**AIM OF THE TASK**
Type out the complete listing below word for word, without its pictures.

[Raw records]

* Begin *

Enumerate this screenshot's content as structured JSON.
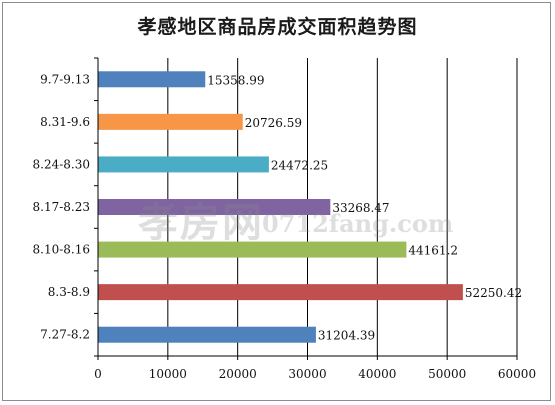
{
  "chart_data": {
    "type": "bar",
    "orientation": "horizontal",
    "title": "孝感地区商品房成交面积趋势图",
    "categories": [
      "9.7-9.13",
      "8.31-9.6",
      "8.24-8.30",
      "8.17-8.23",
      "8.10-8.16",
      "8.3-8.9",
      "7.27-8.2"
    ],
    "values": [
      15358.99,
      20726.59,
      24472.25,
      33268.47,
      44161.2,
      52250.42,
      31204.39
    ],
    "value_labels": [
      "15358.99",
      "20726.59",
      "24472.25",
      "33268.47",
      "44161.2",
      "52250.42",
      "31204.39"
    ],
    "colors": [
      "#4f81bd",
      "#f79646",
      "#4bacc6",
      "#8064a2",
      "#9bbb59",
      "#c0504d",
      "#4f81bd"
    ],
    "xlim": [
      0,
      60000
    ],
    "xticks": [
      0,
      10000,
      20000,
      30000,
      40000,
      50000,
      60000
    ],
    "xtick_labels": [
      "0",
      "10000",
      "20000",
      "30000",
      "40000",
      "50000",
      "60000"
    ],
    "grid": true,
    "legend": "none"
  },
  "watermark": {
    "chinese": "孝房网",
    "site": "0712fang.com"
  }
}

* End *

**THE REPLY**
Enumerate this screenshot's content as structured JSON.
{
  "chart_data": {
    "type": "bar",
    "orientation": "horizontal",
    "title": "孝感地区商品房成交面积趋势图",
    "categories": [
      "9.7-9.13",
      "8.31-9.6",
      "8.24-8.30",
      "8.17-8.23",
      "8.10-8.16",
      "8.3-8.9",
      "7.27-8.2"
    ],
    "values": [
      15358.99,
      20726.59,
      24472.25,
      33268.47,
      44161.2,
      52250.42,
      31204.39
    ],
    "value_labels": [
      "15358.99",
      "20726.59",
      "24472.25",
      "33268.47",
      "44161.2",
      "52250.42",
      "31204.39"
    ],
    "colors": [
      "#4f81bd",
      "#f79646",
      "#4bacc6",
      "#8064a2",
      "#9bbb59",
      "#c0504d",
      "#4f81bd"
    ],
    "xlim": [
      0,
      60000
    ],
    "xticks": [
      0,
      10000,
      20000,
      30000,
      40000,
      50000,
      60000
    ],
    "xtick_labels": [
      "0",
      "10000",
      "20000",
      "30000",
      "40000",
      "50000",
      "60000"
    ],
    "grid": true,
    "legend": "none"
  },
  "watermark": {
    "chinese": "孝房网",
    "site": "0712fang.com"
  }
}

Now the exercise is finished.